**WORK REQUIRED:**
Pictures appear in the records below; write out everything else exactly.

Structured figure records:
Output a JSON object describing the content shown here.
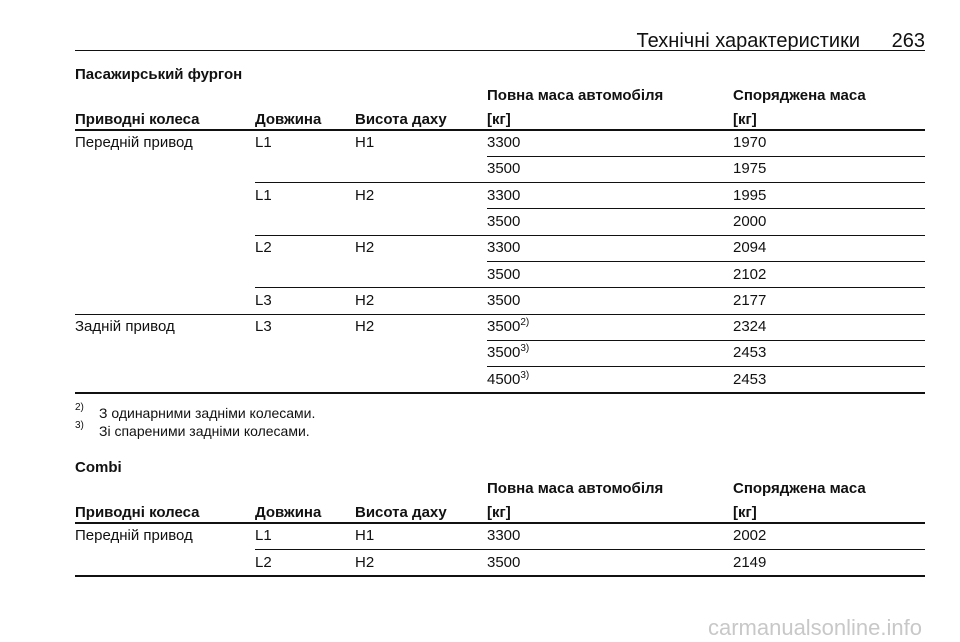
{
  "header": {
    "title": "Технічні характеристики",
    "page": "263"
  },
  "sections": [
    {
      "title": "Пасажирський фургон",
      "columns": [
        [
          "Приводні колеса"
        ],
        [
          "Довжина"
        ],
        [
          "Висота даху"
        ],
        [
          "Повна маса автомобіля",
          "[кг]"
        ],
        [
          "Споряджена маса",
          "[кг]"
        ]
      ],
      "rows": [
        [
          "Передній привод",
          "L1",
          "H1",
          "3300",
          "1970"
        ],
        [
          null,
          null,
          null,
          "3500",
          "1975"
        ],
        [
          null,
          "L1",
          "H2",
          "3300",
          "1995"
        ],
        [
          null,
          null,
          null,
          "3500",
          "2000"
        ],
        [
          null,
          "L2",
          "H2",
          "3300",
          "2094"
        ],
        [
          null,
          null,
          null,
          "3500",
          "2102"
        ],
        [
          null,
          "L3",
          "H2",
          "3500",
          "2177"
        ],
        [
          "Задній привод",
          "L3",
          "H2",
          {
            "text": "3500",
            "note": "2)"
          },
          "2324"
        ],
        [
          null,
          null,
          null,
          {
            "text": "3500",
            "note": "3)"
          },
          "2453"
        ],
        [
          null,
          null,
          null,
          {
            "text": "4500",
            "note": "3)"
          },
          "2453"
        ]
      ],
      "footnotes": [
        {
          "mark": "2)",
          "text": "З одинарними задніми колесами."
        },
        {
          "mark": "3)",
          "text": "Зі спареними задніми колесами."
        }
      ]
    },
    {
      "title": "Combi",
      "columns": [
        [
          "Приводні колеса"
        ],
        [
          "Довжина"
        ],
        [
          "Висота даху"
        ],
        [
          "Повна маса автомобіля",
          "[кг]"
        ],
        [
          "Споряджена маса",
          "[кг]"
        ]
      ],
      "rows": [
        [
          "Передній привод",
          "L1",
          "H1",
          "3300",
          "2002"
        ],
        [
          null,
          "L2",
          "H2",
          "3500",
          "2149"
        ]
      ]
    }
  ],
  "watermark": "carmanualsonline.info"
}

**ANSWER TO THE EXERCISE:**
Output a JSON object describing the content shown here.
{
  "header": {
    "title": "Технічні характеристики",
    "page": "263"
  },
  "sections": [
    {
      "title": "Пасажирський фургон",
      "columns": [
        [
          "Приводні колеса"
        ],
        [
          "Довжина"
        ],
        [
          "Висота даху"
        ],
        [
          "Повна маса автомобіля",
          "[кг]"
        ],
        [
          "Споряджена маса",
          "[кг]"
        ]
      ],
      "rows": [
        [
          "Передній привод",
          "L1",
          "H1",
          "3300",
          "1970"
        ],
        [
          null,
          null,
          null,
          "3500",
          "1975"
        ],
        [
          null,
          "L1",
          "H2",
          "3300",
          "1995"
        ],
        [
          null,
          null,
          null,
          "3500",
          "2000"
        ],
        [
          null,
          "L2",
          "H2",
          "3300",
          "2094"
        ],
        [
          null,
          null,
          null,
          "3500",
          "2102"
        ],
        [
          null,
          "L3",
          "H2",
          "3500",
          "2177"
        ],
        [
          "Задній привод",
          "L3",
          "H2",
          {
            "text": "3500",
            "note": "2)"
          },
          "2324"
        ],
        [
          null,
          null,
          null,
          {
            "text": "3500",
            "note": "3)"
          },
          "2453"
        ],
        [
          null,
          null,
          null,
          {
            "text": "4500",
            "note": "3)"
          },
          "2453"
        ]
      ],
      "footnotes": [
        {
          "mark": "2)",
          "text": "З одинарними задніми колесами."
        },
        {
          "mark": "3)",
          "text": "Зі спареними задніми колесами."
        }
      ]
    },
    {
      "title": "Combi",
      "columns": [
        [
          "Приводні колеса"
        ],
        [
          "Довжина"
        ],
        [
          "Висота даху"
        ],
        [
          "Повна маса автомобіля",
          "[кг]"
        ],
        [
          "Споряджена маса",
          "[кг]"
        ]
      ],
      "rows": [
        [
          "Передній привод",
          "L1",
          "H1",
          "3300",
          "2002"
        ],
        [
          null,
          "L2",
          "H2",
          "3500",
          "2149"
        ]
      ]
    }
  ],
  "watermark": "carmanualsonline.info"
}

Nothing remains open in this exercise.